-------- Data --------
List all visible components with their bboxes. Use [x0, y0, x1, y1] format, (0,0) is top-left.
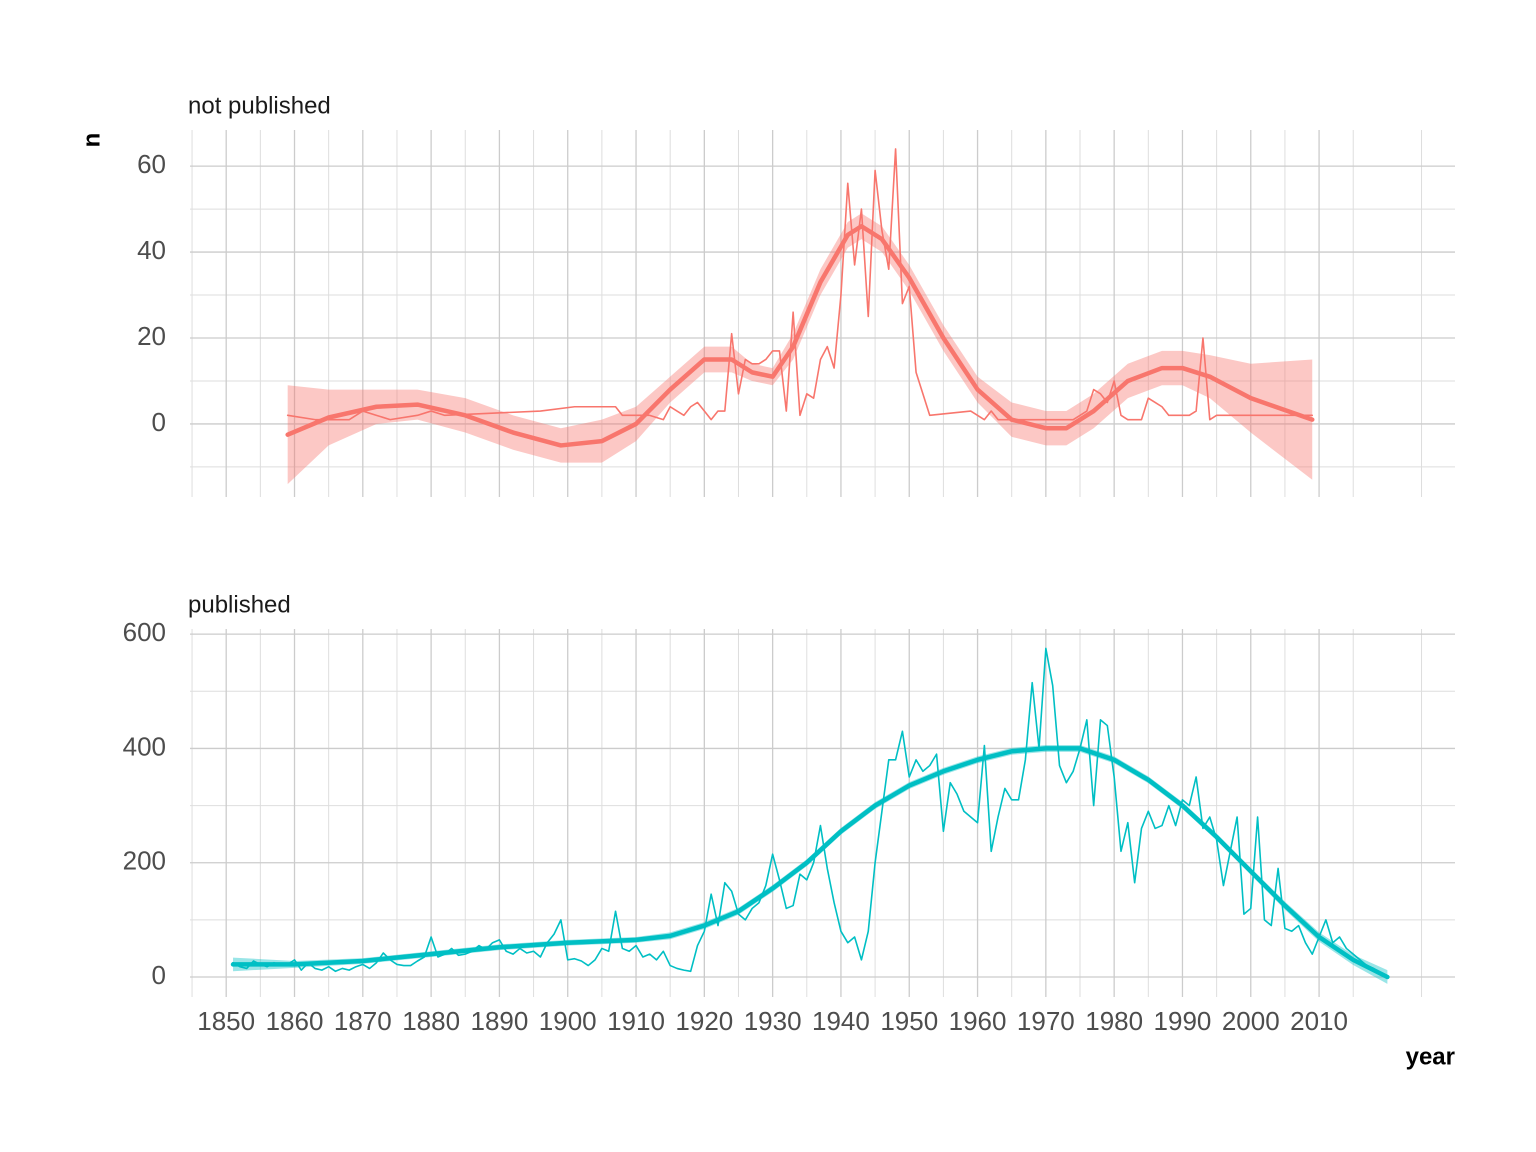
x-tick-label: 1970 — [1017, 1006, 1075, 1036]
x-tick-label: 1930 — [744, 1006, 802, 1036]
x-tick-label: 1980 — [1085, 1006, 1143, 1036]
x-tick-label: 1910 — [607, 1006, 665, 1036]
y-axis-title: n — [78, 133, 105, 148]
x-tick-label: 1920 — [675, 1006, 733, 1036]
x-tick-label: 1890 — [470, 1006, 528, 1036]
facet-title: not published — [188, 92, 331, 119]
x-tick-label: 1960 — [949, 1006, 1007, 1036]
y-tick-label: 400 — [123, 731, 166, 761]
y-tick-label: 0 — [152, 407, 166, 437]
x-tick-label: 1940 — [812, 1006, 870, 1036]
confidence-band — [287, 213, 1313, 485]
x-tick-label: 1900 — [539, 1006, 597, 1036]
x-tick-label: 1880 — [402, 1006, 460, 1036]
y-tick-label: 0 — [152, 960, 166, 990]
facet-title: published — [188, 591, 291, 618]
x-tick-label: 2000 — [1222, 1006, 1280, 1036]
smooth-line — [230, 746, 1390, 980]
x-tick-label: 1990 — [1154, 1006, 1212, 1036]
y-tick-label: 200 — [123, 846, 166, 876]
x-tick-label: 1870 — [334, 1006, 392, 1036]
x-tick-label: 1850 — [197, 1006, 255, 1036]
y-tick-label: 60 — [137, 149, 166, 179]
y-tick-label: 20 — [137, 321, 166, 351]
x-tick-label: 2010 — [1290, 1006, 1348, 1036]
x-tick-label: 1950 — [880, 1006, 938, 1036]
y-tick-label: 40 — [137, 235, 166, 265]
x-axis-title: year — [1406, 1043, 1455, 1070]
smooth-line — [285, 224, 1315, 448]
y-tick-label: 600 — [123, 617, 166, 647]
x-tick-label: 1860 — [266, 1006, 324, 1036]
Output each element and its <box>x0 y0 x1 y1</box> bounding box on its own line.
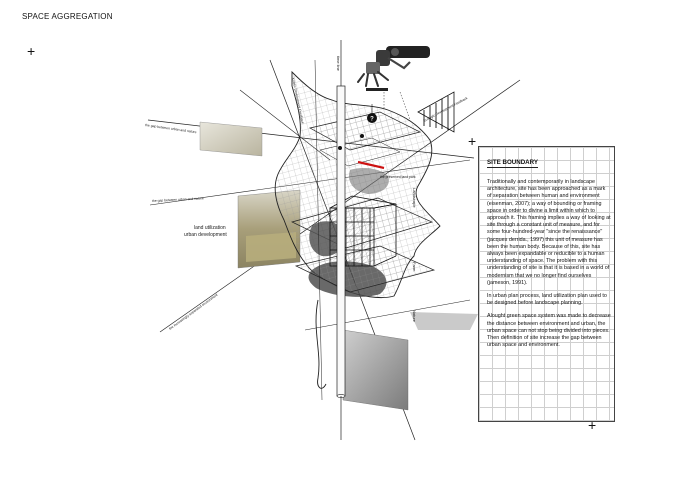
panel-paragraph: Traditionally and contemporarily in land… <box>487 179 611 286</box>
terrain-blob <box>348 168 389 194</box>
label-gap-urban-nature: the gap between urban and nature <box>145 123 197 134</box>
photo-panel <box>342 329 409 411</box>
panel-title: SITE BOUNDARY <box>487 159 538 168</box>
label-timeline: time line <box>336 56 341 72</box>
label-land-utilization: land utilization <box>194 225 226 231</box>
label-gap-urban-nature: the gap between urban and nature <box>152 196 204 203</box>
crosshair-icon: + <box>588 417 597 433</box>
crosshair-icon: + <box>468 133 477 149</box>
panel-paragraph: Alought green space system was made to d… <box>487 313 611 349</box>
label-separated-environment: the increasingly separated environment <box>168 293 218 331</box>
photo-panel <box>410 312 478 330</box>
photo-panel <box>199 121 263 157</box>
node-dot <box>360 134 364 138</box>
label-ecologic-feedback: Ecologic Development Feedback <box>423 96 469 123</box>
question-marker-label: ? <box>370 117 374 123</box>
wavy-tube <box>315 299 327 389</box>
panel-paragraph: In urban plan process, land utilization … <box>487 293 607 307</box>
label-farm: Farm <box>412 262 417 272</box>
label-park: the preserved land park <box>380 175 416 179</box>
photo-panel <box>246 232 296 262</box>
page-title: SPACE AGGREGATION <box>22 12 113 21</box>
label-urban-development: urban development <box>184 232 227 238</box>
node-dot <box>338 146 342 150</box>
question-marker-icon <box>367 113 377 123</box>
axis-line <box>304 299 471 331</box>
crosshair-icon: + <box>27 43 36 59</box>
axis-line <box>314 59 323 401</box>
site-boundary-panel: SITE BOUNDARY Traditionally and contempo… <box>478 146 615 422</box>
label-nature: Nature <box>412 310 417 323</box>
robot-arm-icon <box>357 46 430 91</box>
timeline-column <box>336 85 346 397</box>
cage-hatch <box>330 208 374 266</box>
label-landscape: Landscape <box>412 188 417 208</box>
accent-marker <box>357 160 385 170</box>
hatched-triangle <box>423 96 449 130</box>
--------
Reproduce every line of the records above word for word, leaving out the pictures.

List all visible components with their bboxes. Use [x0, y0, x1, y1] format, (0,0) is top-left.
x-tick-label: 1970 — [1017, 1006, 1075, 1036]
x-tick-label: 1930 — [744, 1006, 802, 1036]
x-tick-label: 1980 — [1085, 1006, 1143, 1036]
x-tick-label: 1910 — [607, 1006, 665, 1036]
y-axis-title: n — [78, 133, 105, 148]
x-tick-label: 1920 — [675, 1006, 733, 1036]
x-tick-label: 1890 — [470, 1006, 528, 1036]
facet-title: not published — [188, 92, 331, 119]
x-tick-label: 1960 — [949, 1006, 1007, 1036]
y-tick-label: 400 — [123, 731, 166, 761]
y-tick-label: 0 — [152, 407, 166, 437]
x-tick-label: 1940 — [812, 1006, 870, 1036]
confidence-band — [287, 213, 1313, 485]
x-tick-label: 1900 — [539, 1006, 597, 1036]
x-tick-label: 1880 — [402, 1006, 460, 1036]
y-tick-label: 0 — [152, 960, 166, 990]
facet-title: published — [188, 591, 291, 618]
x-tick-label: 2000 — [1222, 1006, 1280, 1036]
smooth-line — [230, 746, 1390, 980]
x-tick-label: 1990 — [1154, 1006, 1212, 1036]
y-tick-label: 200 — [123, 846, 166, 876]
x-tick-label: 1870 — [334, 1006, 392, 1036]
x-tick-label: 1850 — [197, 1006, 255, 1036]
y-tick-label: 60 — [137, 149, 166, 179]
y-tick-label: 20 — [137, 321, 166, 351]
x-tick-label: 2010 — [1290, 1006, 1348, 1036]
x-tick-label: 1950 — [880, 1006, 938, 1036]
y-tick-label: 40 — [137, 235, 166, 265]
x-axis-title: year — [1406, 1043, 1455, 1070]
smooth-line — [285, 224, 1315, 448]
y-tick-label: 600 — [123, 617, 166, 647]
x-tick-label: 1860 — [266, 1006, 324, 1036]
Output each element and its <box>x0 y0 x1 y1</box> bounding box on its own line.
panel-paragraph: Traditionally and contemporarily in land… <box>487 179 611 286</box>
terrain-blob <box>348 168 389 194</box>
label-gap-urban-nature: the gap between urban and nature <box>145 123 197 134</box>
photo-panel <box>342 329 409 411</box>
panel-title: SITE BOUNDARY <box>487 159 538 168</box>
label-timeline: time line <box>336 56 341 72</box>
label-land-utilization: land utilization <box>194 225 226 231</box>
label-gap-urban-nature: the gap between urban and nature <box>152 196 204 203</box>
crosshair-icon: + <box>588 417 597 433</box>
crosshair-icon: + <box>468 133 477 149</box>
panel-paragraph: Alought green space system was made to d… <box>487 313 611 349</box>
label-separated-environment: the increasingly separated environment <box>168 293 218 331</box>
photo-panel <box>410 312 478 330</box>
photo-panel <box>199 121 263 157</box>
node-dot <box>360 134 364 138</box>
label-ecologic-feedback: Ecologic Development Feedback <box>423 96 469 123</box>
question-marker-label: ? <box>370 117 374 123</box>
wavy-tube <box>315 299 327 389</box>
panel-paragraph: In urban plan process, land utilization … <box>487 293 607 307</box>
label-farm: Farm <box>412 262 417 272</box>
label-park: the preserved land park <box>380 175 416 179</box>
photo-panel <box>246 232 296 262</box>
page-title: SPACE AGGREGATION <box>22 12 113 21</box>
label-urban-development: urban development <box>184 232 227 238</box>
node-dot <box>338 146 342 150</box>
question-marker-icon <box>367 113 377 123</box>
axis-line <box>304 299 471 331</box>
crosshair-icon: + <box>27 43 36 59</box>
axis-line <box>314 59 323 401</box>
site-boundary-panel: SITE BOUNDARY Traditionally and contempo… <box>478 146 615 422</box>
label-nature: Nature <box>412 310 417 323</box>
robot-arm-icon <box>357 46 430 91</box>
timeline-column <box>336 85 346 397</box>
cage-hatch <box>330 208 374 266</box>
label-landscape: Landscape <box>412 188 417 208</box>
accent-marker <box>357 160 385 170</box>
hatched-triangle <box>423 96 449 130</box>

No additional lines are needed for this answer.